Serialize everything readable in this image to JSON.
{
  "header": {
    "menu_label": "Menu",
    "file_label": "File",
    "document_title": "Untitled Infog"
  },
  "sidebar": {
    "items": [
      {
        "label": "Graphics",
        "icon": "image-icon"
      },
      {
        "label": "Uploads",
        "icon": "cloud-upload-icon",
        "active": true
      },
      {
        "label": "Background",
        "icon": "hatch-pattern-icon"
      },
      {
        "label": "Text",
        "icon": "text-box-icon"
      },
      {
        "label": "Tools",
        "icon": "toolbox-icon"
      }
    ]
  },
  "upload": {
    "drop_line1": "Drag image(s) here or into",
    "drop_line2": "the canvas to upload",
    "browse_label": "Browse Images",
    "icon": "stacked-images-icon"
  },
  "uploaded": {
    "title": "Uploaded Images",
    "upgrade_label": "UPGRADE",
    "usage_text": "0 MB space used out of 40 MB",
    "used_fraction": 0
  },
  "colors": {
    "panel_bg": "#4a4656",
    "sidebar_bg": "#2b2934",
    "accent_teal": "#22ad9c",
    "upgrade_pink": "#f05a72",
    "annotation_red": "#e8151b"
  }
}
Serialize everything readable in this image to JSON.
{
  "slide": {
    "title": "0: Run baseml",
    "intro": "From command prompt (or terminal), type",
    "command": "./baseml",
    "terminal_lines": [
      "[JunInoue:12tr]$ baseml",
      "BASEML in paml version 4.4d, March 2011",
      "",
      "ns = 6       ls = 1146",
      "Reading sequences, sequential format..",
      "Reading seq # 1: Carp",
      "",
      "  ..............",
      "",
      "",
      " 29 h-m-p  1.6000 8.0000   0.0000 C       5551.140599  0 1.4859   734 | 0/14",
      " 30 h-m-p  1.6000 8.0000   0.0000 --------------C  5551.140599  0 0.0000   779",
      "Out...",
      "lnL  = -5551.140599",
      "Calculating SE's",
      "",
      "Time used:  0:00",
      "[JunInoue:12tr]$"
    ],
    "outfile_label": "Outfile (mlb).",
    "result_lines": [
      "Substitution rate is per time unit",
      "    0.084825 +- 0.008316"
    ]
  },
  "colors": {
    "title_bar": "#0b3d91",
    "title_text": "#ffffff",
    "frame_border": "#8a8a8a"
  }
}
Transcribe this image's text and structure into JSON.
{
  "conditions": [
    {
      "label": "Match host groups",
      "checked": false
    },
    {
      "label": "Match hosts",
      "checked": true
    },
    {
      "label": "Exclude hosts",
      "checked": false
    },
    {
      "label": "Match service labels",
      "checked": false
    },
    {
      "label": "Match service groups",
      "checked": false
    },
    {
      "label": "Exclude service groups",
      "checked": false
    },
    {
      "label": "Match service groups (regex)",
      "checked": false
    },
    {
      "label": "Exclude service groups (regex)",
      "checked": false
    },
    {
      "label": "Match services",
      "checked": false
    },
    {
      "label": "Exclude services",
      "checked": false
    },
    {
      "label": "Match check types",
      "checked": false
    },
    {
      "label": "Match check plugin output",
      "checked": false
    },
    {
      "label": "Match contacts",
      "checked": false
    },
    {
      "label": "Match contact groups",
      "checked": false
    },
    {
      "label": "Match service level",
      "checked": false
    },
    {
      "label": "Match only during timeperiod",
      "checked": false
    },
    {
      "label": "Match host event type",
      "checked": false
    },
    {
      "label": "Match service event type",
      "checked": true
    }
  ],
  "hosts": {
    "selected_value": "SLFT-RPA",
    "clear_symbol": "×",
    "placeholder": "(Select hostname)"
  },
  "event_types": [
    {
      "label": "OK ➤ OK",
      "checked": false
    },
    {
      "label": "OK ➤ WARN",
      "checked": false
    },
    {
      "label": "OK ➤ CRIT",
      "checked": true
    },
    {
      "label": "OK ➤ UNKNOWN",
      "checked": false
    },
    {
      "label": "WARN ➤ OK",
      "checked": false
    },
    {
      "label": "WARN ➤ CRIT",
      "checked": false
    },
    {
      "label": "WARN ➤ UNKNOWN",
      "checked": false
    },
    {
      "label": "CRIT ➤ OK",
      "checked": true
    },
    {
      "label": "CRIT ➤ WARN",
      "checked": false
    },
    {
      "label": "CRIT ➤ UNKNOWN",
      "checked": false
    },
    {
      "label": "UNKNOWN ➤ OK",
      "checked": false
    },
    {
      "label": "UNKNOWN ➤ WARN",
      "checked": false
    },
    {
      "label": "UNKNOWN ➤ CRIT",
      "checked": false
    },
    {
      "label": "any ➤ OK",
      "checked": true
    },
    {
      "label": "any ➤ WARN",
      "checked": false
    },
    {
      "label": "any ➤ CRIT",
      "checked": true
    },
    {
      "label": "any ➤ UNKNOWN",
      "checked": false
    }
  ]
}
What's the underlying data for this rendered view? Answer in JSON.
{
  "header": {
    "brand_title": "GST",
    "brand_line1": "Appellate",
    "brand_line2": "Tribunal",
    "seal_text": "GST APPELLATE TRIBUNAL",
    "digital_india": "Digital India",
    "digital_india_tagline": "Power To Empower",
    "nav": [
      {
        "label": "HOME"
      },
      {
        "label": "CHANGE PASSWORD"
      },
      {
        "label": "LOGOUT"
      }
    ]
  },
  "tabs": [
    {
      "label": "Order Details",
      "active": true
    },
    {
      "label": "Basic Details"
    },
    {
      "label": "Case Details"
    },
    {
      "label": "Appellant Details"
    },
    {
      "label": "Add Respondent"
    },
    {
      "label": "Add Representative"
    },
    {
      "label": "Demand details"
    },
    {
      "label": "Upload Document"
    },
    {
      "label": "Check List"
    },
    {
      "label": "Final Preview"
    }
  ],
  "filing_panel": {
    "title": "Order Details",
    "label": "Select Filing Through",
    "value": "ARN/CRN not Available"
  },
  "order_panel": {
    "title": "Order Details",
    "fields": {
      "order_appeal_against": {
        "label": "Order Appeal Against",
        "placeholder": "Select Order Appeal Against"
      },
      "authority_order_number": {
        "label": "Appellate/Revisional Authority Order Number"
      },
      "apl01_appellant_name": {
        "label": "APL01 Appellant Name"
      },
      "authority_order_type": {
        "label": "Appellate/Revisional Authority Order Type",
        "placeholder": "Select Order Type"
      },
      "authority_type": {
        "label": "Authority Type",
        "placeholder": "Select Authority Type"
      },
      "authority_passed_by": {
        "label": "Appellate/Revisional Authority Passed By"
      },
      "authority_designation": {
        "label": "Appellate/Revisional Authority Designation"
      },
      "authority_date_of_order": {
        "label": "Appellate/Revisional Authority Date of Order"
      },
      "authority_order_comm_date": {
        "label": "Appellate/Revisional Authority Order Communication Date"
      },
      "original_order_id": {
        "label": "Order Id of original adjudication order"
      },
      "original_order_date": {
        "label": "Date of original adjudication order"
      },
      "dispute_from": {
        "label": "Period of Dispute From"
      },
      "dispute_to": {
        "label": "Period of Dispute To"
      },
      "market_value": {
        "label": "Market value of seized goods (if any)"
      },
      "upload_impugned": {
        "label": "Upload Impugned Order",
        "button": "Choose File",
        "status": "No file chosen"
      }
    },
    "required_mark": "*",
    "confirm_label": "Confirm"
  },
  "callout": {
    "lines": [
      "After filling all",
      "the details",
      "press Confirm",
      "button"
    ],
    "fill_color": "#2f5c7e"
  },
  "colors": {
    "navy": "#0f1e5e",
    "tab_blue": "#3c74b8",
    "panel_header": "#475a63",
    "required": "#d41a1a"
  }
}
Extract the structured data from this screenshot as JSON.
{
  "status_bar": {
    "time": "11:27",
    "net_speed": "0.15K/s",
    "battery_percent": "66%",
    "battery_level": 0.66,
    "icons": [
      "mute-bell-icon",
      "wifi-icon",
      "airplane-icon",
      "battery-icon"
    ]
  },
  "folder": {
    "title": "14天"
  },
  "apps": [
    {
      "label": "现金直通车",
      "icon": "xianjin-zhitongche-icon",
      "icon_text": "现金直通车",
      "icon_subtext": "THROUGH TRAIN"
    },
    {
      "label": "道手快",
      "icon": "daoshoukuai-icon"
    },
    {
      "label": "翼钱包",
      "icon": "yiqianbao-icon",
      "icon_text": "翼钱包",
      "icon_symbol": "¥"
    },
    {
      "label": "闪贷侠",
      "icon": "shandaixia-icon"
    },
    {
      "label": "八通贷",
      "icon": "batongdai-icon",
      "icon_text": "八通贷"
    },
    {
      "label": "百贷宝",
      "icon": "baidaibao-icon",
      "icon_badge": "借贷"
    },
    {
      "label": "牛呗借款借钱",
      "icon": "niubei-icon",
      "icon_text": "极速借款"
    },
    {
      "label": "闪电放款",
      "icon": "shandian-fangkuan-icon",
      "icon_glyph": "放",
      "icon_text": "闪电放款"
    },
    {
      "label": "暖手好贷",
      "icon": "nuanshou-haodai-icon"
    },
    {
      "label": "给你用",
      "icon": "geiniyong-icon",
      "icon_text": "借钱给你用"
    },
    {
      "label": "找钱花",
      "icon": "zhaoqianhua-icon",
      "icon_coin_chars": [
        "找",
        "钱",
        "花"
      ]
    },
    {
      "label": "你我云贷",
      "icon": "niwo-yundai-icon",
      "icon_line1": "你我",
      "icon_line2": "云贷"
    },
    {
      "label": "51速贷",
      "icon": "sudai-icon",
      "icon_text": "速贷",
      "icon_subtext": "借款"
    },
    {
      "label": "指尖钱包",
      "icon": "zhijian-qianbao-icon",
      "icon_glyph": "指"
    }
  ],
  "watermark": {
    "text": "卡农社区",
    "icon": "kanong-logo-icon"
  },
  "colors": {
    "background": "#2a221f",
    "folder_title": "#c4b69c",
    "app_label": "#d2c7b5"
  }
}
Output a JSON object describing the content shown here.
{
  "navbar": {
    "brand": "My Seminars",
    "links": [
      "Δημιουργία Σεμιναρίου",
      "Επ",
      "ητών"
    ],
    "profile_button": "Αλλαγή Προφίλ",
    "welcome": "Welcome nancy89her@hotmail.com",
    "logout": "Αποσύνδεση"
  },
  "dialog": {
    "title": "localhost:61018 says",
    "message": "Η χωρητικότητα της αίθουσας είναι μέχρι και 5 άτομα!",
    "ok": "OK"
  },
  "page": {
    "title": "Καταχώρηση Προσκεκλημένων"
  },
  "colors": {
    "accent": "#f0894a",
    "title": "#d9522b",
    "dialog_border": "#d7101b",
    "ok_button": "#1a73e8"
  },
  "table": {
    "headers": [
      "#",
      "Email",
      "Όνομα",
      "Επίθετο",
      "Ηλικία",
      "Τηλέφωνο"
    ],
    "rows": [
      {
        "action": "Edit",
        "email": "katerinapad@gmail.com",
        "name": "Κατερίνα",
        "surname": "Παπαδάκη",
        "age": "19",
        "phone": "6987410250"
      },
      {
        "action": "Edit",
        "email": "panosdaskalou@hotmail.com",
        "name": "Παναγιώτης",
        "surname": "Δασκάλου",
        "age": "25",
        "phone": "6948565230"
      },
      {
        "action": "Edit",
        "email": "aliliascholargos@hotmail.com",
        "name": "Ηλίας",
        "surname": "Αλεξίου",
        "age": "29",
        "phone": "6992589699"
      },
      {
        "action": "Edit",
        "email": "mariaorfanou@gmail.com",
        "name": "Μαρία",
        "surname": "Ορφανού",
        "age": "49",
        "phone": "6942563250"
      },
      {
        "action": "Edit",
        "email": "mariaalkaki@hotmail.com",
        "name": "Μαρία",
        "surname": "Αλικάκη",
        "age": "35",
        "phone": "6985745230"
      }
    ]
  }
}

**Your instructions:**
From the listing above, pick out every line containing "placeholder".

**Written answer:**
    "placeholder": "(Select hostname)"
        "placeholder": "Select Order Appeal Against"
        "placeholder": "Select Order Type"
        "placeholder": "Select Authority Type"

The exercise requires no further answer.